→ **Work to complete**
Reproduce the records below in full and word for word, excluding pictures.

::::::::::

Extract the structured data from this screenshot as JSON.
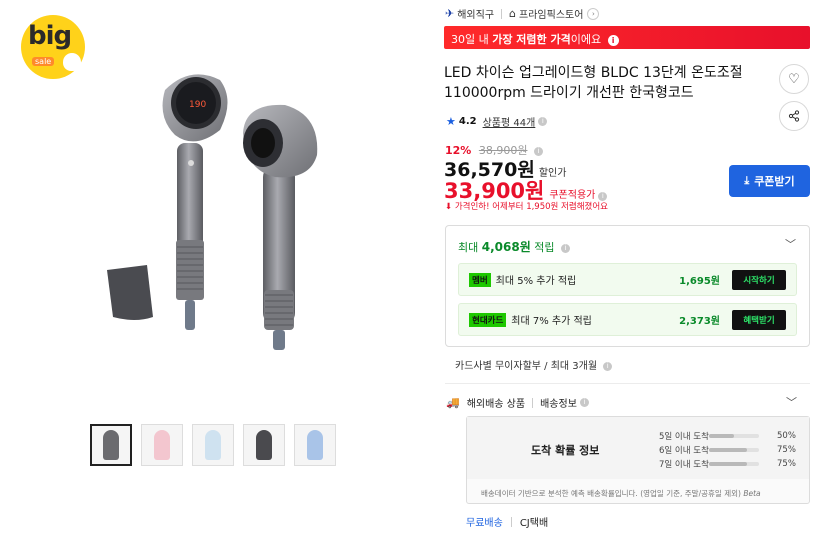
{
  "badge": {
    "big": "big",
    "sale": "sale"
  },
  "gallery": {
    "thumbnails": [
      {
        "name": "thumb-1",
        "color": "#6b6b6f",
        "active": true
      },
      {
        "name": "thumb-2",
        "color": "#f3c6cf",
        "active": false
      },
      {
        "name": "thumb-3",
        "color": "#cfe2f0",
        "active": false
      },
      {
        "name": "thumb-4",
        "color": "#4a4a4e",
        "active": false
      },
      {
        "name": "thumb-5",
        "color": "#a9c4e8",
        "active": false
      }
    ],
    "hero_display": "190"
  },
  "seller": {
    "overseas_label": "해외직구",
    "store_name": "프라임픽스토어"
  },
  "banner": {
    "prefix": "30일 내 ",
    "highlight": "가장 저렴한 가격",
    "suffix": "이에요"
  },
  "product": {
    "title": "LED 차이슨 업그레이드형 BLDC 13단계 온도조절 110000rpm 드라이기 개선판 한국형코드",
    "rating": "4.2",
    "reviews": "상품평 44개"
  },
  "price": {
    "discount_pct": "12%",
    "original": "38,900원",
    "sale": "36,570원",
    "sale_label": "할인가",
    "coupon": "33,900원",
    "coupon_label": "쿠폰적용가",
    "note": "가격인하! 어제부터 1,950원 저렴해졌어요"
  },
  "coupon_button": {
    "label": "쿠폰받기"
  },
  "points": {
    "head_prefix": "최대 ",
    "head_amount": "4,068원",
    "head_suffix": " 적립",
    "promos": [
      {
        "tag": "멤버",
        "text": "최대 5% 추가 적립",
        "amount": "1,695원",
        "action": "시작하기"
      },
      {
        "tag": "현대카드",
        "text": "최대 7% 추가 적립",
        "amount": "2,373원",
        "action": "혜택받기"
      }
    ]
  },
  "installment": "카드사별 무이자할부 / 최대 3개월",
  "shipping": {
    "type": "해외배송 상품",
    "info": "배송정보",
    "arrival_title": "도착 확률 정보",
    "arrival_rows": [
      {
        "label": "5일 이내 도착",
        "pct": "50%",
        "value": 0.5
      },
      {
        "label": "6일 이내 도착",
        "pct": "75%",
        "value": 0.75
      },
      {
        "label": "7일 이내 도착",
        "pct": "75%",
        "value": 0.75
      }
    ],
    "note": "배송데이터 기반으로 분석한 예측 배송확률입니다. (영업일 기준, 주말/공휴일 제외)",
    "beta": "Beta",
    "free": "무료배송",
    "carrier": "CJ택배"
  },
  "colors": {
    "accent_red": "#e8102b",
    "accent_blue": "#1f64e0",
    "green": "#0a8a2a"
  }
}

::::::::::

→ **Final answer**
Extract the structured data from this screenshot as JSON.
{
  "badge": {
    "big": "big",
    "sale": "sale"
  },
  "gallery": {
    "thumbnails": [
      {
        "name": "thumb-1",
        "color": "#6b6b6f",
        "active": true
      },
      {
        "name": "thumb-2",
        "color": "#f3c6cf",
        "active": false
      },
      {
        "name": "thumb-3",
        "color": "#cfe2f0",
        "active": false
      },
      {
        "name": "thumb-4",
        "color": "#4a4a4e",
        "active": false
      },
      {
        "name": "thumb-5",
        "color": "#a9c4e8",
        "active": false
      }
    ],
    "hero_display": "190"
  },
  "seller": {
    "overseas_label": "해외직구",
    "store_name": "프라임픽스토어"
  },
  "banner": {
    "prefix": "30일 내 ",
    "highlight": "가장 저렴한 가격",
    "suffix": "이에요"
  },
  "product": {
    "title": "LED 차이슨 업그레이드형 BLDC 13단계 온도조절 110000rpm 드라이기 개선판 한국형코드",
    "rating": "4.2",
    "reviews": "상품평 44개"
  },
  "price": {
    "discount_pct": "12%",
    "original": "38,900원",
    "sale": "36,570원",
    "sale_label": "할인가",
    "coupon": "33,900원",
    "coupon_label": "쿠폰적용가",
    "note": "가격인하! 어제부터 1,950원 저렴해졌어요"
  },
  "coupon_button": {
    "label": "쿠폰받기"
  },
  "points": {
    "head_prefix": "최대 ",
    "head_amount": "4,068원",
    "head_suffix": " 적립",
    "promos": [
      {
        "tag": "멤버",
        "text": "최대 5% 추가 적립",
        "amount": "1,695원",
        "action": "시작하기"
      },
      {
        "tag": "현대카드",
        "text": "최대 7% 추가 적립",
        "amount": "2,373원",
        "action": "혜택받기"
      }
    ]
  },
  "installment": "카드사별 무이자할부 / 최대 3개월",
  "shipping": {
    "type": "해외배송 상품",
    "info": "배송정보",
    "arrival_title": "도착 확률 정보",
    "arrival_rows": [
      {
        "label": "5일 이내 도착",
        "pct": "50%",
        "value": 0.5
      },
      {
        "label": "6일 이내 도착",
        "pct": "75%",
        "value": 0.75
      },
      {
        "label": "7일 이내 도착",
        "pct": "75%",
        "value": 0.75
      }
    ],
    "note": "배송데이터 기반으로 분석한 예측 배송확률입니다. (영업일 기준, 주말/공휴일 제외)",
    "beta": "Beta",
    "free": "무료배송",
    "carrier": "CJ택배"
  },
  "colors": {
    "accent_red": "#e8102b",
    "accent_blue": "#1f64e0",
    "green": "#0a8a2a"
  }
}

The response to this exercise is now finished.